● **ТЕКСТ**

■ ■ ■ ■

Ни в американской администрации, ни, тем более, среди военных ООН не было полного единодушия по этому вопросу, и, разумеется, как и на всех предыдущих этапах событий на Балканах, дальнейший их ход зависел от твердости, на которую окажется способной Россия. Зондаж ее позиции показал, что в своем натиске на Югославию Запад без всякого риска может продвигаться дальше; будь это иначе, никогда бы не произошли события 5 февраля 1994 года на рыночной площади Маркале в Сараево, обозначившие рубеж, за которым начинается прямое военное вовлечение НАТО и США в боснийский кризис.

■ ■ ■ ■

● **УСЛОВИЕ ЗАДАНИЯ**
Выпишите из текста о событиях на Балканах фрагмент от слов «Ни в американской» до слов «в боснийский кризис.» включительно, ничего не меняя. Следующие далее строки — самостоятельный материал, с текстом они не связаны.

■ ■ ■ ■

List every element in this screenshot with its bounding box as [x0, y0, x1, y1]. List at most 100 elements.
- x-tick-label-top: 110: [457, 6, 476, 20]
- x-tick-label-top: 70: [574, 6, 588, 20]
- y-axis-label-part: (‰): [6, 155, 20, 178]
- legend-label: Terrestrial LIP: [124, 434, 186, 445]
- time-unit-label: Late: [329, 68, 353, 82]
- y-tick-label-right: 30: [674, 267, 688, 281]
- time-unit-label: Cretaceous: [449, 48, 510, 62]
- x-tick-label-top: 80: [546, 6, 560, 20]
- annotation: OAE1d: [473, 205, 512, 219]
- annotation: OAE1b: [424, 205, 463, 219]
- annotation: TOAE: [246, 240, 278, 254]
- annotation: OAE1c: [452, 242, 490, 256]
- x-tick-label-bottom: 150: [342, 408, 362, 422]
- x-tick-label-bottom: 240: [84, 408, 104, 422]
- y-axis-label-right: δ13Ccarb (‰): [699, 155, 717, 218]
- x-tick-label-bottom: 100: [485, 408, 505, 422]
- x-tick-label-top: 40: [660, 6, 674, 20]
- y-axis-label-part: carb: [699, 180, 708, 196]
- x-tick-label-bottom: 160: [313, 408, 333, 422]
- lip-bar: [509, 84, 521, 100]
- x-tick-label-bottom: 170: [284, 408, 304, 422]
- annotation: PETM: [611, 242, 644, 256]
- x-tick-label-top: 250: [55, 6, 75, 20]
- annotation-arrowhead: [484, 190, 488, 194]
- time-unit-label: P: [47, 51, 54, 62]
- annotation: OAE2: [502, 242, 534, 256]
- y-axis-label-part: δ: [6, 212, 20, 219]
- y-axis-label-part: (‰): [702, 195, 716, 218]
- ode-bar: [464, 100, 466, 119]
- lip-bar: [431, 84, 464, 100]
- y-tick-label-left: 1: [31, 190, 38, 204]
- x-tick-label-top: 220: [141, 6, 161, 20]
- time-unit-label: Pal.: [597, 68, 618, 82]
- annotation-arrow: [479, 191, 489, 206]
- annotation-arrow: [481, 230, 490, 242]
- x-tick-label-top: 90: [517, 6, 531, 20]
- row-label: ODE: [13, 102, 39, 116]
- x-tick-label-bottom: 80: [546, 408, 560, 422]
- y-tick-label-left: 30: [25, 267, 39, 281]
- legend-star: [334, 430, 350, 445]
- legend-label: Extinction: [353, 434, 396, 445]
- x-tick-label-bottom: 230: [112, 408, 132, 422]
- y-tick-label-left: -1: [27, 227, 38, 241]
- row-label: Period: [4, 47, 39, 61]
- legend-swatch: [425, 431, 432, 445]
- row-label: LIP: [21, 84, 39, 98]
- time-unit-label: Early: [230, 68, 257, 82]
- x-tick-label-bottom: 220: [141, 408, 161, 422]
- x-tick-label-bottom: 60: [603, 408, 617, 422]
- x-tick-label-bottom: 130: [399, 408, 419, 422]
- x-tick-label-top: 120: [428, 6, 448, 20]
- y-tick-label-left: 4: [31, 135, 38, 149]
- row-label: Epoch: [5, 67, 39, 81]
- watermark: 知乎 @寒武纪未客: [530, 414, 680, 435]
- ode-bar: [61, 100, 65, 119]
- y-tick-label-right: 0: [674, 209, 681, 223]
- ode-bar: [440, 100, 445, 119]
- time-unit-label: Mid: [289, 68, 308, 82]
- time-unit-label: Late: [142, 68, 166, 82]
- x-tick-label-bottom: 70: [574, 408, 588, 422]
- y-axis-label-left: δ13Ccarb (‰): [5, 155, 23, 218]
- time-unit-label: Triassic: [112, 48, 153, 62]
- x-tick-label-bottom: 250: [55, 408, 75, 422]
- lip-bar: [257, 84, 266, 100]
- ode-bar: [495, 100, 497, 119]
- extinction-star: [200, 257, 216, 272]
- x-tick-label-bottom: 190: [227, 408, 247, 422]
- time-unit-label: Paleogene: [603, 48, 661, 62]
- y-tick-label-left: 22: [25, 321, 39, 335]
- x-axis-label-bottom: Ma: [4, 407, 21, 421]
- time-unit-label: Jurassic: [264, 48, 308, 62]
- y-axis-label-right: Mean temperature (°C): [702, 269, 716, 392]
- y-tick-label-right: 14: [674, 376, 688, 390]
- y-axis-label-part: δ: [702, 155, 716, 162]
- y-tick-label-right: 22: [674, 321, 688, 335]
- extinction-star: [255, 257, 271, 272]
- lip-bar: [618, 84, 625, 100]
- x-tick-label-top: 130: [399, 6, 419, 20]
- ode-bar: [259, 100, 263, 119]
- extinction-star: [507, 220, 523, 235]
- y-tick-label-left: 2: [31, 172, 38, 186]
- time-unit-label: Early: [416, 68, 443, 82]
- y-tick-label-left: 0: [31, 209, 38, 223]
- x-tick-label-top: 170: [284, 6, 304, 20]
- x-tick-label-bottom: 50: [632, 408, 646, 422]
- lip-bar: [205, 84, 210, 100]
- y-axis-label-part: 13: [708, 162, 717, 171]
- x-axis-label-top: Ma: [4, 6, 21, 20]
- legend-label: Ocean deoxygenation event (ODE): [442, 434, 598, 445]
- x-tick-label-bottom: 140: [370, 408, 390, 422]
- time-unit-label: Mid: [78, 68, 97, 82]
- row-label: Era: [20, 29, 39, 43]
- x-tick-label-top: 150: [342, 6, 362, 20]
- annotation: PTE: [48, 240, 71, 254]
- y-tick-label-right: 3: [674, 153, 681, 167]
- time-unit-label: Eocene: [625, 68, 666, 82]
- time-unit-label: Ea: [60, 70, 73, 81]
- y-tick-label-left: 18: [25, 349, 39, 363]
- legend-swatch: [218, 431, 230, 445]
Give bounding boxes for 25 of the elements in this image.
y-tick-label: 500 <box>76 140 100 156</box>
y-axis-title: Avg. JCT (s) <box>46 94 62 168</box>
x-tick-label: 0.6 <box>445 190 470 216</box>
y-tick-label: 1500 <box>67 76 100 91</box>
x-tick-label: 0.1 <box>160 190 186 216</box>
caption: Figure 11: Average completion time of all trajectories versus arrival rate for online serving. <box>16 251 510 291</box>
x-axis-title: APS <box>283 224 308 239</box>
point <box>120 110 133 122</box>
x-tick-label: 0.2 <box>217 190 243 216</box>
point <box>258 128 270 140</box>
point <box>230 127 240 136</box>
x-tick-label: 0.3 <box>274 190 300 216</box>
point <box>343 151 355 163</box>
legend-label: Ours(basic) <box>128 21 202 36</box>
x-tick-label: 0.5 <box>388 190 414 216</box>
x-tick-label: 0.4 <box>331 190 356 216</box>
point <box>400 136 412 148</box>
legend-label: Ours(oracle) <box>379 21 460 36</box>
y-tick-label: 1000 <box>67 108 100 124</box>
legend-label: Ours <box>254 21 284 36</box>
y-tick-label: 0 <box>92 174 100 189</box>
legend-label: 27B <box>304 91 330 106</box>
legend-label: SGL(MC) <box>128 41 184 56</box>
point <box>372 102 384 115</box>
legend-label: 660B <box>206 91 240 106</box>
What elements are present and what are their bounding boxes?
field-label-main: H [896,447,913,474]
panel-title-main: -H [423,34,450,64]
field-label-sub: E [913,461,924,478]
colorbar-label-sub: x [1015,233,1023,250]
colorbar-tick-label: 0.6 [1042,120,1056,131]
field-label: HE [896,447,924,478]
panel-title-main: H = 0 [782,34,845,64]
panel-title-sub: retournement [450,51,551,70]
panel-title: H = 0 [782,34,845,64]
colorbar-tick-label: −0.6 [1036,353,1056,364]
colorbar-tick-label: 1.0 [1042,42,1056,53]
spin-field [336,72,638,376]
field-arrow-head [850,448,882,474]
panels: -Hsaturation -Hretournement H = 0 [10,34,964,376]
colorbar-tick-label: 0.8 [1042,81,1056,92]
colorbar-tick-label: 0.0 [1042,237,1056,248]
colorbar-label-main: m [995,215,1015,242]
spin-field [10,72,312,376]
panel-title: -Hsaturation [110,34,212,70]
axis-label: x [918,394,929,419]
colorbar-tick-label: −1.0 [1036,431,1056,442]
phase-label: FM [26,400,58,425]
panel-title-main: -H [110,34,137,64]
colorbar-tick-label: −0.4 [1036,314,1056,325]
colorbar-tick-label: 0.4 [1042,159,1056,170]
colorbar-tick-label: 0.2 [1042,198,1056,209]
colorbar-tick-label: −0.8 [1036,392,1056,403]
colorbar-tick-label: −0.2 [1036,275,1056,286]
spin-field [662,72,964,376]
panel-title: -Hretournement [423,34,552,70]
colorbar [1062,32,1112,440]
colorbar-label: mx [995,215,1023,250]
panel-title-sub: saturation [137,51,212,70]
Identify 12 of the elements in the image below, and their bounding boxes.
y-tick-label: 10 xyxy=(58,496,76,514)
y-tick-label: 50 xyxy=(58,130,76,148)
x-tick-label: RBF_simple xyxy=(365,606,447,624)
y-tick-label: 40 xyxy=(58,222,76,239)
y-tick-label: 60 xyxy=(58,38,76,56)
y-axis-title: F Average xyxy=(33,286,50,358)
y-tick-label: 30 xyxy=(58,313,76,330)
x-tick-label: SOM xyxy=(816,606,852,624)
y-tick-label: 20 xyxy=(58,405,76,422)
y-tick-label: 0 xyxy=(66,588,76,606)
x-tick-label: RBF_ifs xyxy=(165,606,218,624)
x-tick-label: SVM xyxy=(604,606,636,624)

■ ■ ■ ■

● **ОТВЕТ К ЗАДАНИЮ**
Ни в американской администрации, ни, тем более, среди военных ООН не было полного единодушия по этому вопросу, и, разумеется, как и на всех предыдущих этапах событий на Балканах, дальнейший их ход зависел от твердости, на которую окажется способной Россия. Зондаж ее позиции показал, что в своем натиске на Югославию Запад без всякого риска может продвигаться дальше; будь это иначе, никогда бы не произошли события 5 февраля 1994 года на рыночной площади Маркале в Сараево, обозначившие рубеж, за которым начинается прямое военное вовлечение НАТО и США в боснийский кризис.